╭─ PROVIDED RECORDS

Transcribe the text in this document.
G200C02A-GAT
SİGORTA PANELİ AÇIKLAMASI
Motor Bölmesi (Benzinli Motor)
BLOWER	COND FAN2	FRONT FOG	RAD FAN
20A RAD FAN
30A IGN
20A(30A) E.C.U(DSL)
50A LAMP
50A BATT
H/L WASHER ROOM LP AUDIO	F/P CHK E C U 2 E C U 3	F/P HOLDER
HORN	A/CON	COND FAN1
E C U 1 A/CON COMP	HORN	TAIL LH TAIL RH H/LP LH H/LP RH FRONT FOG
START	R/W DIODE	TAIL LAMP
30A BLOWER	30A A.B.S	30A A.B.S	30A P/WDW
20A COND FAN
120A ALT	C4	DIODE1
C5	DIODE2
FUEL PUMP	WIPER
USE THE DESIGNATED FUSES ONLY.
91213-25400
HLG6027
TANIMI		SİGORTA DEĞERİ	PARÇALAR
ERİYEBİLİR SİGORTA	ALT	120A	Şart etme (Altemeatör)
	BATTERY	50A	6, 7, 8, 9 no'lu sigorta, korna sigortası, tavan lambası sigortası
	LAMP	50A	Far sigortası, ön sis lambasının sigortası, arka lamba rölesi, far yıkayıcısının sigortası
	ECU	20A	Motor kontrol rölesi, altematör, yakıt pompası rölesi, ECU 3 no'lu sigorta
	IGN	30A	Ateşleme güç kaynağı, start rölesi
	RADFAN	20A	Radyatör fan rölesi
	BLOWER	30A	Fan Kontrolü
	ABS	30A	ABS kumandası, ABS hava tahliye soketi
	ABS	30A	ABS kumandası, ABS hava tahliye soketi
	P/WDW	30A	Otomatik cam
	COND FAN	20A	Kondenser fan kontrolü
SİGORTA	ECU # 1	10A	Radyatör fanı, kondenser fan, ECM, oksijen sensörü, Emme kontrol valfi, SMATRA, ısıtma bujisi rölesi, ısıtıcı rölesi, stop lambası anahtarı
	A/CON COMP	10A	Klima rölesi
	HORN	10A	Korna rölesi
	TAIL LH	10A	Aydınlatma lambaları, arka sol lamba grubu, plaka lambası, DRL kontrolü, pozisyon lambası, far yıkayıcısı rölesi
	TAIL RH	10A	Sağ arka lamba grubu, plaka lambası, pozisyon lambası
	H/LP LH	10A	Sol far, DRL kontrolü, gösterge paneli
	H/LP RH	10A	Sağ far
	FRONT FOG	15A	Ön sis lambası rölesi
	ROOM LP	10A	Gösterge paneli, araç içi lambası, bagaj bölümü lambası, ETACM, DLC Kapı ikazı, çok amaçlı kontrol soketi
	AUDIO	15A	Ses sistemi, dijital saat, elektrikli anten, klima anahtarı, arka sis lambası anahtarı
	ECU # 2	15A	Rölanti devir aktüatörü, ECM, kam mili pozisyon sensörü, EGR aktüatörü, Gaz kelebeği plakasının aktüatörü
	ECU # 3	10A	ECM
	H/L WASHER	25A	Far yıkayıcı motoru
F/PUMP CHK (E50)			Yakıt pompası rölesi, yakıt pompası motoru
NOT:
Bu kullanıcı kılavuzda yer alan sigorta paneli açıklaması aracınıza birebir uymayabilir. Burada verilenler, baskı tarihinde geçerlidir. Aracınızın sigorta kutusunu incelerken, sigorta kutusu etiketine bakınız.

╰─

> **GIVEN REQUEST**: Copy out each record, keeping every word as it is.

> **THE COMPLETED TASK**:
Transcribe the text in this document.
G200C02A-GAT
SİGORTA PANELİ AÇIKLAMASI
Motor Bölmesi (Benzinli Motor)
BLOWER	COND FAN2	FRONT FOG	RAD FAN
20A RAD FAN
30A IGN
20A(30A) E.C.U(DSL)
50A LAMP
50A BATT
H/L WASHER ROOM LP AUDIO	F/P CHK E C U 2 E C U 3	F/P HOLDER
HORN	A/CON	COND FAN1
E C U 1 A/CON COMP	HORN	TAIL LH TAIL RH H/LP LH H/LP RH FRONT FOG
START	R/W DIODE	TAIL LAMP
30A BLOWER	30A A.B.S	30A A.B.S	30A P/WDW
20A COND FAN
120A ALT	C4	DIODE1
C5	DIODE2
FUEL PUMP	WIPER
USE THE DESIGNATED FUSES ONLY.
91213-25400
HLG6027
TANIMI		SİGORTA DEĞERİ	PARÇALAR
ERİYEBİLİR SİGORTA	ALT	120A	Şart etme (Altemeatör)
	BATTERY	50A	6, 7, 8, 9 no'lu sigorta, korna sigortası, tavan lambası sigortası
	LAMP	50A	Far sigortası, ön sis lambasının sigortası, arka lamba rölesi, far yıkayıcısının sigortası
	ECU	20A	Motor kontrol rölesi, altematör, yakıt pompası rölesi, ECU 3 no'lu sigorta
	IGN	30A	Ateşleme güç kaynağı, start rölesi
	RADFAN	20A	Radyatör fan rölesi
	BLOWER	30A	Fan Kontrolü
	ABS	30A	ABS kumandası, ABS hava tahliye soketi
	ABS	30A	ABS kumandası, ABS hava tahliye soketi
	P/WDW	30A	Otomatik cam
	COND FAN	20A	Kondenser fan kontrolü
SİGORTA	ECU # 1	10A	Radyatör fanı, kondenser fan, ECM, oksijen sensörü, Emme kontrol valfi, SMATRA, ısıtma bujisi rölesi, ısıtıcı rölesi, stop lambası anahtarı
	A/CON COMP	10A	Klima rölesi
	HORN	10A	Korna rölesi
	TAIL LH	10A	Aydınlatma lambaları, arka sol lamba grubu, plaka lambası, DRL kontrolü, pozisyon lambası, far yıkayıcısı rölesi
	TAIL RH	10A	Sağ arka lamba grubu, plaka lambası, pozisyon lambası
	H/LP LH	10A	Sol far, DRL kontrolü, gösterge paneli
	H/LP RH	10A	Sağ far
	FRONT FOG	15A	Ön sis lambası rölesi
	ROOM LP	10A	Gösterge paneli, araç içi lambası, bagaj bölümü lambası, ETACM, DLC Kapı ikazı, çok amaçlı kontrol soketi
	AUDIO	15A	Ses sistemi, dijital saat, elektrikli anten, klima anahtarı, arka sis lambası anahtarı
	ECU # 2	15A	Rölanti devir aktüatörü, ECM, kam mili pozisyon sensörü, EGR aktüatörü, Gaz kelebeği plakasının aktüatörü
	ECU # 3	10A	ECM
	H/L WASHER	25A	Far yıkayıcı motoru
F/PUMP CHK (E50)			Yakıt pompası rölesi, yakıt pompası motoru
NOT:
Bu kullanıcı kılavuzda yer alan sigorta paneli açıklaması aracınıza birebir uymayabilir. Burada verilenler, baskı tarihinde geçerlidir. Aracınızın sigorta kutusunu incelerken, sigorta kutusu etiketine bakınız.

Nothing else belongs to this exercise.